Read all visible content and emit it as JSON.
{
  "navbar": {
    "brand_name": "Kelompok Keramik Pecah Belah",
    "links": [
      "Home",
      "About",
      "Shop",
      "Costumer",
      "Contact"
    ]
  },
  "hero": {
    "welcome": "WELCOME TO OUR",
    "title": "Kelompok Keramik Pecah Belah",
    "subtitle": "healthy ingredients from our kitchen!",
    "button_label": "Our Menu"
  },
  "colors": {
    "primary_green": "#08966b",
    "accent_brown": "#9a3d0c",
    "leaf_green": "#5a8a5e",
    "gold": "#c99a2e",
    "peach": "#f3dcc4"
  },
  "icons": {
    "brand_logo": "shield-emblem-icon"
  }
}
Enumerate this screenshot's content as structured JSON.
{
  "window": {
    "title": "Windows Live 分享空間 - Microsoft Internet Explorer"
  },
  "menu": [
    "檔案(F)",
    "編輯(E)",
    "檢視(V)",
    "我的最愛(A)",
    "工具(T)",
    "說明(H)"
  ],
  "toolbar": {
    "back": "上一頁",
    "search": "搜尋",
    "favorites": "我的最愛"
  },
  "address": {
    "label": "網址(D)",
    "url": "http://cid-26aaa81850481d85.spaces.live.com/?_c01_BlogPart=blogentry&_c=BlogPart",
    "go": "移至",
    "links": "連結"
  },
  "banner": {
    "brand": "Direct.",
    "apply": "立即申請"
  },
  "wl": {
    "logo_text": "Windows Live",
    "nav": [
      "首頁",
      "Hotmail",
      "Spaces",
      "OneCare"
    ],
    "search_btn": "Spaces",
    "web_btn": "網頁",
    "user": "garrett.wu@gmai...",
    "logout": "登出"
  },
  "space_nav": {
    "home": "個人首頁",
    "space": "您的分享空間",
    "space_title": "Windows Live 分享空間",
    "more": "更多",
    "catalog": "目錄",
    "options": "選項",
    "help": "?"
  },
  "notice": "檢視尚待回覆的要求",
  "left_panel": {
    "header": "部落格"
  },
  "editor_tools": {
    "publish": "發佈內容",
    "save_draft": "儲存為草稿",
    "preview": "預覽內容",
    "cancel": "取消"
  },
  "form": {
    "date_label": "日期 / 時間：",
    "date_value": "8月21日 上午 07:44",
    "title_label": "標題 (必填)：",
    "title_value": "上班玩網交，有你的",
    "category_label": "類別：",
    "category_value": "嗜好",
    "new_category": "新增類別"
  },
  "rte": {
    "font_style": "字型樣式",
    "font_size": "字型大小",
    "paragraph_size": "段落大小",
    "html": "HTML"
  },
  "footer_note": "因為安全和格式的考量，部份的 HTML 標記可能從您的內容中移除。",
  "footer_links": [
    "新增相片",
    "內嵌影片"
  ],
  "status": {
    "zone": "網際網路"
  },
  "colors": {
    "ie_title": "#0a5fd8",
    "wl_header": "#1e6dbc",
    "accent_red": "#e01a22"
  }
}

# GOAL
Copy the records above exactly as they appear.

# RESULT OF THIS TASK
Read all visible content and emit it as JSON.
{
  "navbar": {
    "brand_name": "Kelompok Keramik Pecah Belah",
    "links": [
      "Home",
      "About",
      "Shop",
      "Costumer",
      "Contact"
    ]
  },
  "hero": {
    "welcome": "WELCOME TO OUR",
    "title": "Kelompok Keramik Pecah Belah",
    "subtitle": "healthy ingredients from our kitchen!",
    "button_label": "Our Menu"
  },
  "colors": {
    "primary_green": "#08966b",
    "accent_brown": "#9a3d0c",
    "leaf_green": "#5a8a5e",
    "gold": "#c99a2e",
    "peach": "#f3dcc4"
  },
  "icons": {
    "brand_logo": "shield-emblem-icon"
  }
}
Enumerate this screenshot's content as structured JSON.
{
  "window": {
    "title": "Windows Live 分享空間 - Microsoft Internet Explorer"
  },
  "menu": [
    "檔案(F)",
    "編輯(E)",
    "檢視(V)",
    "我的最愛(A)",
    "工具(T)",
    "說明(H)"
  ],
  "toolbar": {
    "back": "上一頁",
    "search": "搜尋",
    "favorites": "我的最愛"
  },
  "address": {
    "label": "網址(D)",
    "url": "http://cid-26aaa81850481d85.spaces.live.com/?_c01_BlogPart=blogentry&_c=BlogPart",
    "go": "移至",
    "links": "連結"
  },
  "banner": {
    "brand": "Direct.",
    "apply": "立即申請"
  },
  "wl": {
    "logo_text": "Windows Live",
    "nav": [
      "首頁",
      "Hotmail",
      "Spaces",
      "OneCare"
    ],
    "search_btn": "Spaces",
    "web_btn": "網頁",
    "user": "garrett.wu@gmai...",
    "logout": "登出"
  },
  "space_nav": {
    "home": "個人首頁",
    "space": "您的分享空間",
    "space_title": "Windows Live 分享空間",
    "more": "更多",
    "catalog": "目錄",
    "options": "選項",
    "help": "?"
  },
  "notice": "檢視尚待回覆的要求",
  "left_panel": {
    "header": "部落格"
  },
  "editor_tools": {
    "publish": "發佈內容",
    "save_draft": "儲存為草稿",
    "preview": "預覽內容",
    "cancel": "取消"
  },
  "form": {
    "date_label": "日期 / 時間：",
    "date_value": "8月21日 上午 07:44",
    "title_label": "標題 (必填)：",
    "title_value": "上班玩網交，有你的",
    "category_label": "類別：",
    "category_value": "嗜好",
    "new_category": "新增類別"
  },
  "rte": {
    "font_style": "字型樣式",
    "font_size": "字型大小",
    "paragraph_size": "段落大小",
    "html": "HTML"
  },
  "footer_note": "因為安全和格式的考量，部份的 HTML 標記可能從您的內容中移除。",
  "footer_links": [
    "新增相片",
    "內嵌影片"
  ],
  "status": {
    "zone": "網際網路"
  },
  "colors": {
    "ie_title": "#0a5fd8",
    "wl_header": "#1e6dbc",
    "accent_red": "#e01a22"
  }
}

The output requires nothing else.